[start]
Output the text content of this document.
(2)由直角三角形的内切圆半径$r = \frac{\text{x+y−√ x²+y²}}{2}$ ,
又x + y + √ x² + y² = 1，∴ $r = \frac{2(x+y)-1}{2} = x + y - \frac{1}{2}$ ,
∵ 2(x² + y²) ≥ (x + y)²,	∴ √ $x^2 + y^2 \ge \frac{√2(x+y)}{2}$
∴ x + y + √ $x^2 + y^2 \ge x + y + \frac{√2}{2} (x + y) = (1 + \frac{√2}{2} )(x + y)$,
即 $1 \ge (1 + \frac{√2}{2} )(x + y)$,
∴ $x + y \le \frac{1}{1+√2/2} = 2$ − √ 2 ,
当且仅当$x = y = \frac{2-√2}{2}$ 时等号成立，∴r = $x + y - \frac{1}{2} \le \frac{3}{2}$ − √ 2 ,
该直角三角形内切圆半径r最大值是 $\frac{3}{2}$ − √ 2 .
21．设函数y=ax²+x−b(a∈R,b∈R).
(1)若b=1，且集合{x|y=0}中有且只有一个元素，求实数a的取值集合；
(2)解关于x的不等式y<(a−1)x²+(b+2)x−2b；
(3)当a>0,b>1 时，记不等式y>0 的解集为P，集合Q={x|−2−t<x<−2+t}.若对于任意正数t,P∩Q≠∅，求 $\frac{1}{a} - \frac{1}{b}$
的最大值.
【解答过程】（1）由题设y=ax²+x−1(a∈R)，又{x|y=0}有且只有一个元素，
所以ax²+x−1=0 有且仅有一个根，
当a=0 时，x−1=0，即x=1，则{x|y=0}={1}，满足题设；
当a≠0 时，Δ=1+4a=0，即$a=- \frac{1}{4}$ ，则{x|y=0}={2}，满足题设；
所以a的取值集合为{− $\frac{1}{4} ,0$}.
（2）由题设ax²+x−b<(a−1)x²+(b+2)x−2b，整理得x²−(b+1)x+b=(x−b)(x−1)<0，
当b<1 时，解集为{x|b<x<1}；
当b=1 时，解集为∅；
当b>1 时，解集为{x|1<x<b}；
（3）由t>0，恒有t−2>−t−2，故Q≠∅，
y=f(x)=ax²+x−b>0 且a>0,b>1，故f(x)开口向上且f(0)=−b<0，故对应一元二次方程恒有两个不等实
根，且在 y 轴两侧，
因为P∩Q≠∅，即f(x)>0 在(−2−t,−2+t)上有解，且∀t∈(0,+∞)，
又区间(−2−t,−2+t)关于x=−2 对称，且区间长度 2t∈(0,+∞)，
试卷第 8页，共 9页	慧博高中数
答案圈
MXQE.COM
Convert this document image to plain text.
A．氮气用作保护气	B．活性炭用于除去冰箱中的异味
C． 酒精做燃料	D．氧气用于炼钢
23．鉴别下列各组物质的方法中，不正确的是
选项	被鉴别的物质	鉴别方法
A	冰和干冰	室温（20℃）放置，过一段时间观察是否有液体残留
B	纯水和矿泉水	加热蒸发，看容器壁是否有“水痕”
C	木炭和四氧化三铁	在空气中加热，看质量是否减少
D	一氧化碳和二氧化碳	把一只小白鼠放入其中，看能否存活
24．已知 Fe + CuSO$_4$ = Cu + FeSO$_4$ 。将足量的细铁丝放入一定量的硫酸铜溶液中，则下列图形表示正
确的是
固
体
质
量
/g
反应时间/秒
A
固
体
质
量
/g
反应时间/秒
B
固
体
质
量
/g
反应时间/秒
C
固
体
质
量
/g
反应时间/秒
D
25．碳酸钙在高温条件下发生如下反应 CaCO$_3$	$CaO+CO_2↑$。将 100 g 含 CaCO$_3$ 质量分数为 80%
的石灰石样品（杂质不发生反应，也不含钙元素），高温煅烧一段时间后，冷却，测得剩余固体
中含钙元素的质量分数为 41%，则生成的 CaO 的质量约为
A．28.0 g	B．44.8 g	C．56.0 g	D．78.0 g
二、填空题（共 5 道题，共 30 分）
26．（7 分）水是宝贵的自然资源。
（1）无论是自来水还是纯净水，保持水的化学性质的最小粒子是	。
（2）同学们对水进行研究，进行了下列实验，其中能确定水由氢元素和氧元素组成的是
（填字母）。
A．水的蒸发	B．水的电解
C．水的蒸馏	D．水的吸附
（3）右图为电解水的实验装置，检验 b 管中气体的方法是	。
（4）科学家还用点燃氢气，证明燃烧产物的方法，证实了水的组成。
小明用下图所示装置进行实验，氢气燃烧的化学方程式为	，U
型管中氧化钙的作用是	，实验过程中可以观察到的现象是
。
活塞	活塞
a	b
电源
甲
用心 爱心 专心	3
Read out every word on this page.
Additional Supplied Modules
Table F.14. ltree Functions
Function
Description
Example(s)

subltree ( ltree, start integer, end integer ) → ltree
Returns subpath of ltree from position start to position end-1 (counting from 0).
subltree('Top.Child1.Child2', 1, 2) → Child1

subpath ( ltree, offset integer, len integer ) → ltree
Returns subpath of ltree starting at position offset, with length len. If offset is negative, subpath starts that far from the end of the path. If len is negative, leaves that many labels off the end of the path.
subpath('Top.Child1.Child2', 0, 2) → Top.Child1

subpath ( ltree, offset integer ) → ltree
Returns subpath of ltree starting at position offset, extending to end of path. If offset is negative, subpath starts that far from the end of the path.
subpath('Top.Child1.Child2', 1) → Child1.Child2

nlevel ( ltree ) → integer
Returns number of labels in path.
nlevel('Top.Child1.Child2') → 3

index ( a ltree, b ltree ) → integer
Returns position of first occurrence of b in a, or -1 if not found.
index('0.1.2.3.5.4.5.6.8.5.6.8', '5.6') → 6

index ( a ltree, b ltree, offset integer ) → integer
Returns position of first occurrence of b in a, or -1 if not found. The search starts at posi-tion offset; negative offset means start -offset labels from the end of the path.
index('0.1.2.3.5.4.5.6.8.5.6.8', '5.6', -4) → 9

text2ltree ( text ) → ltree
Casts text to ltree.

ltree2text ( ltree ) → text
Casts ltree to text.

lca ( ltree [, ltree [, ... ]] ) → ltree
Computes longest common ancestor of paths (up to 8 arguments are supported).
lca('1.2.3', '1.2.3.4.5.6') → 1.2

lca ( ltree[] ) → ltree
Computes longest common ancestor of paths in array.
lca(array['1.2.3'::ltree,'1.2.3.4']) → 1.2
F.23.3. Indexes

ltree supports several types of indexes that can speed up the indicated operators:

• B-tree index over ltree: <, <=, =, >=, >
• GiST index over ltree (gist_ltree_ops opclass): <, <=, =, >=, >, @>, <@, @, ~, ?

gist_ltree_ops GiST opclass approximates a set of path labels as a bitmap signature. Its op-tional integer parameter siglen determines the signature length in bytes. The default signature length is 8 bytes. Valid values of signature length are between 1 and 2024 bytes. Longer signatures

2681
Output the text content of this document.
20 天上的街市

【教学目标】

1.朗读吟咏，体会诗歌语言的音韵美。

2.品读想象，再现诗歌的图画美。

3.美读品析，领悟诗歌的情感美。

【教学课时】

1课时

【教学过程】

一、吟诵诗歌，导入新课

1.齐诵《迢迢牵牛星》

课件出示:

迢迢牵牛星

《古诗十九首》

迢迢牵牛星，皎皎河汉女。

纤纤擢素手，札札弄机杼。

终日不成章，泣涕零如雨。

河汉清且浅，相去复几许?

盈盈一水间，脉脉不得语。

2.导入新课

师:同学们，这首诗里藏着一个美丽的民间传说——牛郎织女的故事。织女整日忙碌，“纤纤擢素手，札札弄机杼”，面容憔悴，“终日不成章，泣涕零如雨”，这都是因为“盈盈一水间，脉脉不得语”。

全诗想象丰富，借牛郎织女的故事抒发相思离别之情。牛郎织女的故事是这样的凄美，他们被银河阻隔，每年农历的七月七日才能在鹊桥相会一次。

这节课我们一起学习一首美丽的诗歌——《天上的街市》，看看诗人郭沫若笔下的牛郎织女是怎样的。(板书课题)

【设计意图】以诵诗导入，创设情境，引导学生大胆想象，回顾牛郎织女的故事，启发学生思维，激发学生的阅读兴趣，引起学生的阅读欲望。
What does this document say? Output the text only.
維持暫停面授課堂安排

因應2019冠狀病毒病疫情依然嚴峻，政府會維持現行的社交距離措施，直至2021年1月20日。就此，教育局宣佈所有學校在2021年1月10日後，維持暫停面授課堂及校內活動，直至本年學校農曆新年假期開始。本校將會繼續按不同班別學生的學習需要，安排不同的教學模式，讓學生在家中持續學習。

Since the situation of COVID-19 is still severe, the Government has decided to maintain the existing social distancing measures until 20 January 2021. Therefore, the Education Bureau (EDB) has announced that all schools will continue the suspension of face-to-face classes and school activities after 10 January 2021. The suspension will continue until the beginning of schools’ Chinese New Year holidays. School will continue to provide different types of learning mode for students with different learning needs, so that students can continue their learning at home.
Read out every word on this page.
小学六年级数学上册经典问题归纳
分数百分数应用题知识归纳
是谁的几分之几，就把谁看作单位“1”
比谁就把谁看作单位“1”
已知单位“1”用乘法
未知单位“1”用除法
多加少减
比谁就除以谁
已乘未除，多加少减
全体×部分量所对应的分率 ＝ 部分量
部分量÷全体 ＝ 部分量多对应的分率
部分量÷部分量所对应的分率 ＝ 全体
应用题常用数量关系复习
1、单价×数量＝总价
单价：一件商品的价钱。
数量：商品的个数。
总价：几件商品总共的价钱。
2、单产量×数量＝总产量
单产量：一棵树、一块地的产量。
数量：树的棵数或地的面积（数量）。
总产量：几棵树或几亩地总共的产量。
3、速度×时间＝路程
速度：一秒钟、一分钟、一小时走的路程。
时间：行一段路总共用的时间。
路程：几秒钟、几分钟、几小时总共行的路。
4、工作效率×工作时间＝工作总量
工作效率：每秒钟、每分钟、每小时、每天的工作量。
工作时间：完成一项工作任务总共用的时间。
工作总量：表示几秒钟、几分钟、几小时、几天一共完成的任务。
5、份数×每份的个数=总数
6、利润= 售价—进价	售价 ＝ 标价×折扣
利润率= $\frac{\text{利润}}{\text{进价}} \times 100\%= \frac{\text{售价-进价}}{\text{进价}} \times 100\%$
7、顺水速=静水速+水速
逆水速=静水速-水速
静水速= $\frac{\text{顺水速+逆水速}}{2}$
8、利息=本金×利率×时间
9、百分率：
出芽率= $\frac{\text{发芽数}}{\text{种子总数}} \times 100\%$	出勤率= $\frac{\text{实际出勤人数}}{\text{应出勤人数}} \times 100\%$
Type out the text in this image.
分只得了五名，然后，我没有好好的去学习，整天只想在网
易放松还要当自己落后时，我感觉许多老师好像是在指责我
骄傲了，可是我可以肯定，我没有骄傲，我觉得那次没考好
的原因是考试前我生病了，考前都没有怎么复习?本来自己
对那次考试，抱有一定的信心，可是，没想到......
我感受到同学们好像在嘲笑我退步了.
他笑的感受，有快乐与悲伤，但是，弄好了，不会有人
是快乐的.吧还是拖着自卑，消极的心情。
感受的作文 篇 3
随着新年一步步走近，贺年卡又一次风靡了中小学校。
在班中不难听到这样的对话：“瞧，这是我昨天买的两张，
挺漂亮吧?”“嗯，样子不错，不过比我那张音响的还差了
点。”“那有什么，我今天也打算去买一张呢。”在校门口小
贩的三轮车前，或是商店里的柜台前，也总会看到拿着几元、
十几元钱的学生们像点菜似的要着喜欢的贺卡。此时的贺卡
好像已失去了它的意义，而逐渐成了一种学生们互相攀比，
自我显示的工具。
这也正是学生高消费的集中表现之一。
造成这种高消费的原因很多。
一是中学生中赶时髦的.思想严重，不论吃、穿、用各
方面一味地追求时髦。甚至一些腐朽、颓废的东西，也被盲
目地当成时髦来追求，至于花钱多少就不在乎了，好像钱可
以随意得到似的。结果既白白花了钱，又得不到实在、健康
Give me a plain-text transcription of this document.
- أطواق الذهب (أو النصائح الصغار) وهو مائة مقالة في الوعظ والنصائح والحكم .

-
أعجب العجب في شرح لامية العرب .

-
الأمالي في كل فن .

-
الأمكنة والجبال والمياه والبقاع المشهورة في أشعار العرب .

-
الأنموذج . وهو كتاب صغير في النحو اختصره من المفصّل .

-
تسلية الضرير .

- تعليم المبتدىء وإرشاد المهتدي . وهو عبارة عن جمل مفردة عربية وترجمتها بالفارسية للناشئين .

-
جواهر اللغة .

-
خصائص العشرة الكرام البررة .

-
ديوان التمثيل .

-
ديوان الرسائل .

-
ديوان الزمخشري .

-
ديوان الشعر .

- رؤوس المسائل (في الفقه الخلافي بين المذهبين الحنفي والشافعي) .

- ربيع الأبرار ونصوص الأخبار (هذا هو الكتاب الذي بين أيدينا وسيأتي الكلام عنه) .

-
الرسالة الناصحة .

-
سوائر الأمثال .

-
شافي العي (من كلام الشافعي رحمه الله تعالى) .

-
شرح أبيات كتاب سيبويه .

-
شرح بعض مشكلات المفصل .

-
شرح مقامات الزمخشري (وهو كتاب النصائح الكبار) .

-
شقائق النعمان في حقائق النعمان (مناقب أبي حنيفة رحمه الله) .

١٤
[end]
Directions for this task: Write down every line of the data above that includes the string "starting".

The answer:
Returns subpath of ltree starting at position offset, with length len. If offset is negative, subpath starts that far from the end of the path. If len is negative, leaves that many labels off the end of the path.
Returns subpath of ltree starting at position offset, extending to end of path. If offset is negative, subpath starts that far from the end of the path.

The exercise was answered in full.